PROBLEM
Each entry below should be reproduced character for character.

##### DATASET RECORDS #####

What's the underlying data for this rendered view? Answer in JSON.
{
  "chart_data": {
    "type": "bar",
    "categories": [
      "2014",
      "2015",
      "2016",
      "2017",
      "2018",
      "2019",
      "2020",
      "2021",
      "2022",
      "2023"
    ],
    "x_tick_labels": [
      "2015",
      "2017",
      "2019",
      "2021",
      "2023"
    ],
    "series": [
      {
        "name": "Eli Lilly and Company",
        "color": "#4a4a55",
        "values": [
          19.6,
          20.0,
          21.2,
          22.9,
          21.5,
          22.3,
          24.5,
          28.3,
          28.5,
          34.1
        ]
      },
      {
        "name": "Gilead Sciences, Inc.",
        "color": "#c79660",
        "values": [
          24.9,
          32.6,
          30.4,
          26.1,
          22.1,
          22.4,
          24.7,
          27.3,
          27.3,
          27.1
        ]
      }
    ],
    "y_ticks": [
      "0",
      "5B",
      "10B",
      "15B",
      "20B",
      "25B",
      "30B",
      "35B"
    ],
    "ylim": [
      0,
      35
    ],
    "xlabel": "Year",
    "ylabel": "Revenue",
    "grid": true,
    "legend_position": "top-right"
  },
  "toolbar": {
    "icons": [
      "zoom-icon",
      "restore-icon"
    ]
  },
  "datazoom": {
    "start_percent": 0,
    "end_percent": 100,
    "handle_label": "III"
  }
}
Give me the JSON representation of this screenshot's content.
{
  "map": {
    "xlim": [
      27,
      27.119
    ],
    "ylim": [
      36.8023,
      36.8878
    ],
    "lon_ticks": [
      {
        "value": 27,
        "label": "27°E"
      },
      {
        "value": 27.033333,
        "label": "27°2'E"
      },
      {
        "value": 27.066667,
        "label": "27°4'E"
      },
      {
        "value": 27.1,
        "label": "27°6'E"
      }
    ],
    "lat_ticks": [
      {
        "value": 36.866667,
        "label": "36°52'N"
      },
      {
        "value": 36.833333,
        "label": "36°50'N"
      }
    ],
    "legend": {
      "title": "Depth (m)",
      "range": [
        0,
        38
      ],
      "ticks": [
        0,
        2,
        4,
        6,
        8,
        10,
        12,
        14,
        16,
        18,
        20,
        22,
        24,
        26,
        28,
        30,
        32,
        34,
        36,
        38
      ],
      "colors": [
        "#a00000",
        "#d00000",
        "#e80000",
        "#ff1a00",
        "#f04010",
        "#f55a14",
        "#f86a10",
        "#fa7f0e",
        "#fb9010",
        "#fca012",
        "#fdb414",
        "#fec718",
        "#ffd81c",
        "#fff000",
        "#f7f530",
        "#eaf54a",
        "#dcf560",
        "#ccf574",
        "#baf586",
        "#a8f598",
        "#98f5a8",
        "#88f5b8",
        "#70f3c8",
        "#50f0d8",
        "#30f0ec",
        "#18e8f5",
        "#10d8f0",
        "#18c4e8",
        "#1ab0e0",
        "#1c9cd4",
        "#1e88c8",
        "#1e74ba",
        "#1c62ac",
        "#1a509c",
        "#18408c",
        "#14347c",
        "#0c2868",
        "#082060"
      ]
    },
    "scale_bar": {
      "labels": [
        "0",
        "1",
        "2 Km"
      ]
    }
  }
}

#####

ANSWER TO THIS EXERCISE
What's the underlying data for this rendered view? Answer in JSON.
{
  "chart_data": {
    "type": "bar",
    "categories": [
      "2014",
      "2015",
      "2016",
      "2017",
      "2018",
      "2019",
      "2020",
      "2021",
      "2022",
      "2023"
    ],
    "x_tick_labels": [
      "2015",
      "2017",
      "2019",
      "2021",
      "2023"
    ],
    "series": [
      {
        "name": "Eli Lilly and Company",
        "color": "#4a4a55",
        "values": [
          19.6,
          20.0,
          21.2,
          22.9,
          21.5,
          22.3,
          24.5,
          28.3,
          28.5,
          34.1
        ]
      },
      {
        "name": "Gilead Sciences, Inc.",
        "color": "#c79660",
        "values": [
          24.9,
          32.6,
          30.4,
          26.1,
          22.1,
          22.4,
          24.7,
          27.3,
          27.3,
          27.1
        ]
      }
    ],
    "y_ticks": [
      "0",
      "5B",
      "10B",
      "15B",
      "20B",
      "25B",
      "30B",
      "35B"
    ],
    "ylim": [
      0,
      35
    ],
    "xlabel": "Year",
    "ylabel": "Revenue",
    "grid": true,
    "legend_position": "top-right"
  },
  "toolbar": {
    "icons": [
      "zoom-icon",
      "restore-icon"
    ]
  },
  "datazoom": {
    "start_percent": 0,
    "end_percent": 100,
    "handle_label": "III"
  }
}
Give me the JSON representation of this screenshot's content.
{
  "map": {
    "xlim": [
      27,
      27.119
    ],
    "ylim": [
      36.8023,
      36.8878
    ],
    "lon_ticks": [
      {
        "value": 27,
        "label": "27°E"
      },
      {
        "value": 27.033333,
        "label": "27°2'E"
      },
      {
        "value": 27.066667,
        "label": "27°4'E"
      },
      {
        "value": 27.1,
        "label": "27°6'E"
      }
    ],
    "lat_ticks": [
      {
        "value": 36.866667,
        "label": "36°52'N"
      },
      {
        "value": 36.833333,
        "label": "36°50'N"
      }
    ],
    "legend": {
      "title": "Depth (m)",
      "range": [
        0,
        38
      ],
      "ticks": [
        0,
        2,
        4,
        6,
        8,
        10,
        12,
        14,
        16,
        18,
        20,
        22,
        24,
        26,
        28,
        30,
        32,
        34,
        36,
        38
      ],
      "colors": [
        "#a00000",
        "#d00000",
        "#e80000",
        "#ff1a00",
        "#f04010",
        "#f55a14",
        "#f86a10",
        "#fa7f0e",
        "#fb9010",
        "#fca012",
        "#fdb414",
        "#fec718",
        "#ffd81c",
        "#fff000",
        "#f7f530",
        "#eaf54a",
        "#dcf560",
        "#ccf574",
        "#baf586",
        "#a8f598",
        "#98f5a8",
        "#88f5b8",
        "#70f3c8",
        "#50f0d8",
        "#30f0ec",
        "#18e8f5",
        "#10d8f0",
        "#18c4e8",
        "#1ab0e0",
        "#1c9cd4",
        "#1e88c8",
        "#1e74ba",
        "#1c62ac",
        "#1a509c",
        "#18408c",
        "#14347c",
        "#0c2868",
        "#082060"
      ]
    },
    "scale_bar": {
      "labels": [
        "0",
        "1",
        "2 Km"
      ]
    }
  }
}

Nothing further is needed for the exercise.